YOUR TASK: Identify each line below that contains the word "TradingView", and copy it out.

============================================================

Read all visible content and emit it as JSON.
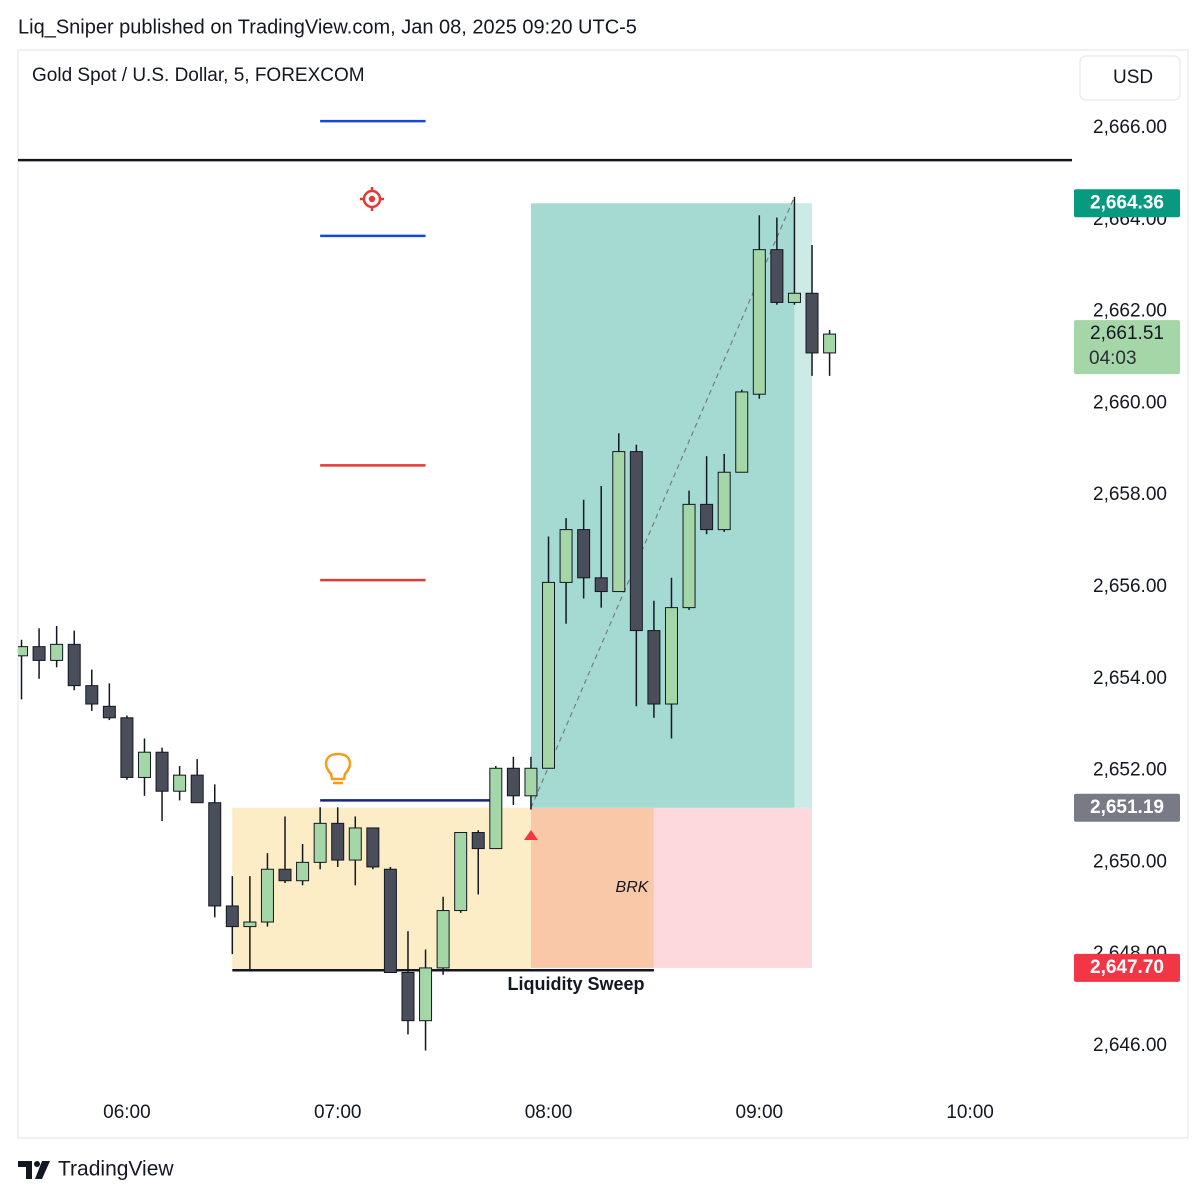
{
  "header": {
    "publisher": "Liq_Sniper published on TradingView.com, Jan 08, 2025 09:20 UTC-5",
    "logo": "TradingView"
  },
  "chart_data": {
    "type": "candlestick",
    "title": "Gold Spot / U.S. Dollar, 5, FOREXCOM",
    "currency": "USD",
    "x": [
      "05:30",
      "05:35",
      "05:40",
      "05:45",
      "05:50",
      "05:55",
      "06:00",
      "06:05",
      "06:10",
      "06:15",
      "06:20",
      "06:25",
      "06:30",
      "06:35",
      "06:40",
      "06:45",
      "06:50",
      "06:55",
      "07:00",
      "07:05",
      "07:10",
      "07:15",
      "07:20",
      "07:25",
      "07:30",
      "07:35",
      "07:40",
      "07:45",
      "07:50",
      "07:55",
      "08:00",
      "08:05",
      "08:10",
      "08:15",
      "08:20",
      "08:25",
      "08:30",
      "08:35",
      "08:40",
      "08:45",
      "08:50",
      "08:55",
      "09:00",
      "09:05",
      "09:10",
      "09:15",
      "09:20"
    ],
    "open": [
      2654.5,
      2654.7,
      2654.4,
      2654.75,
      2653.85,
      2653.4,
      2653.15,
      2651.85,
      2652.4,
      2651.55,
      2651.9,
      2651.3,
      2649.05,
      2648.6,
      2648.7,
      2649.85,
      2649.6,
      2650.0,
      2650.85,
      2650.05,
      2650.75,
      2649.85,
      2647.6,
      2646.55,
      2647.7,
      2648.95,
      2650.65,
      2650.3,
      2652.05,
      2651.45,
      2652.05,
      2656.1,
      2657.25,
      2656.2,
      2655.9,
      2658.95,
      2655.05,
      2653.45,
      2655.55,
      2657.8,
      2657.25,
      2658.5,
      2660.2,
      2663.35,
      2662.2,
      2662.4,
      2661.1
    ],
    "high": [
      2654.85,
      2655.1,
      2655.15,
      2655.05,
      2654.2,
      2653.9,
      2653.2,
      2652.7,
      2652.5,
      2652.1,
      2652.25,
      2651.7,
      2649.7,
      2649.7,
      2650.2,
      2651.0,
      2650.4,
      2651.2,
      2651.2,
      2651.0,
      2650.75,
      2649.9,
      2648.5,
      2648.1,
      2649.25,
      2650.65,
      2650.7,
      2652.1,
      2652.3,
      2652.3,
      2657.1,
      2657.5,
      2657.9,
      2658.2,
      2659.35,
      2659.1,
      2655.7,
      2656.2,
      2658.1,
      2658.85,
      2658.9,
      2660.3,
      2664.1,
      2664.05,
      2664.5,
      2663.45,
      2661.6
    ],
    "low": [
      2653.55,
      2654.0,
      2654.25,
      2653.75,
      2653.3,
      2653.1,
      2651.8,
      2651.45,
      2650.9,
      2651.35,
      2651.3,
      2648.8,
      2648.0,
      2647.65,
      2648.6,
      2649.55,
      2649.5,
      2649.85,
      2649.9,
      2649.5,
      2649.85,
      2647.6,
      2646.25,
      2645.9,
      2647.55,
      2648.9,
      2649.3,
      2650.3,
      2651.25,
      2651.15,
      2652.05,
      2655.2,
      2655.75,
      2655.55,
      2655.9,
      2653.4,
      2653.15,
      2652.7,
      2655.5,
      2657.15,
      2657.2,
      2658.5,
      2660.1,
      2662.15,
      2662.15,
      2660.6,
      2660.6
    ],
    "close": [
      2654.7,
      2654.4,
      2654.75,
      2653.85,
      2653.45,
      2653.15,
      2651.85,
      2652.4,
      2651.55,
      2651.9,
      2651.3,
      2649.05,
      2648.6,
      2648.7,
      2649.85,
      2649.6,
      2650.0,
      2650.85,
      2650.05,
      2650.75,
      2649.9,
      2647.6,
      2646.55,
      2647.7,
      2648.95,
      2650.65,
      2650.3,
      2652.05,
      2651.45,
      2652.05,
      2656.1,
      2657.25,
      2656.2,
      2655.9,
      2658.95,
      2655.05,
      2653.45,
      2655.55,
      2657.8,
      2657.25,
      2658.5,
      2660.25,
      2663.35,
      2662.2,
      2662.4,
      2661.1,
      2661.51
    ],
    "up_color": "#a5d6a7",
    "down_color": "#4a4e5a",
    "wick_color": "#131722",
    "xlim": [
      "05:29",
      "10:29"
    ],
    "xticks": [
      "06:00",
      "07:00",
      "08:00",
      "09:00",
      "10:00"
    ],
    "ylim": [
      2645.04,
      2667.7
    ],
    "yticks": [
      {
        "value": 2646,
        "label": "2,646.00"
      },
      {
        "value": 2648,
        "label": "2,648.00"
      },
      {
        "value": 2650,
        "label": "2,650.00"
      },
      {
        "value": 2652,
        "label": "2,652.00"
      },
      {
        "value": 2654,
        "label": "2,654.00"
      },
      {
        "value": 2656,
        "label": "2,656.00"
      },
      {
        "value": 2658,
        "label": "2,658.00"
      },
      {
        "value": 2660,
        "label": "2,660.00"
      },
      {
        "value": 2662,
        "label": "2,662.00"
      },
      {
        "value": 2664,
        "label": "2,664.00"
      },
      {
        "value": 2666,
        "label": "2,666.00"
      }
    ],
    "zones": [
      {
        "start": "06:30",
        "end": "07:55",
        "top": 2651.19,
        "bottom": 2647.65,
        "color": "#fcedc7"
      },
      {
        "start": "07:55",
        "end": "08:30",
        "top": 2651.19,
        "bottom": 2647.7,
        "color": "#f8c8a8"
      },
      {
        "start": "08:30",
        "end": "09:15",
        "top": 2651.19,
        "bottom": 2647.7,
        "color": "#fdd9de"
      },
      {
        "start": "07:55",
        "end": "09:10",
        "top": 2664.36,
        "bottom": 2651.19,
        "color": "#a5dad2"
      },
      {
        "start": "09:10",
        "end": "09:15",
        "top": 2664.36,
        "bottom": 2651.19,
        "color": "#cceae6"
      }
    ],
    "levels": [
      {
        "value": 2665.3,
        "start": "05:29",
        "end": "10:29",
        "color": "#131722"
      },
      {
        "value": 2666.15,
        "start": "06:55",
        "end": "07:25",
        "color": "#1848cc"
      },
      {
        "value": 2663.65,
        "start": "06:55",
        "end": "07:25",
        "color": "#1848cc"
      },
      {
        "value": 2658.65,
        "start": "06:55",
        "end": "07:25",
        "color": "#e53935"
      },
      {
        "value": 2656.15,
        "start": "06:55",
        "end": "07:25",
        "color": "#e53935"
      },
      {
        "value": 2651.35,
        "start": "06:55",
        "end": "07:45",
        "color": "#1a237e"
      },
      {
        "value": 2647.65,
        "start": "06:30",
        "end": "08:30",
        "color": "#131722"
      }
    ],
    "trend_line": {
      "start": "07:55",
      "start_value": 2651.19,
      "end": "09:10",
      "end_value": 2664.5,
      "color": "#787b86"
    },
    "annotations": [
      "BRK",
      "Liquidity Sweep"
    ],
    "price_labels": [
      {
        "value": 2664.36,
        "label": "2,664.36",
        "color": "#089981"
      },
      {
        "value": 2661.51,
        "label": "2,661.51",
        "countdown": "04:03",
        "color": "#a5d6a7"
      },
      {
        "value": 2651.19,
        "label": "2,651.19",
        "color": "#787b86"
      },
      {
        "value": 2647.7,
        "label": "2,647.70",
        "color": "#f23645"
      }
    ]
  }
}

============================================================

CORRECT RESPONSE:
    "publisher": "Liq_Sniper published on TradingView.com, Jan 08, 2025 09:20 UTC-5",
    "logo": "TradingView"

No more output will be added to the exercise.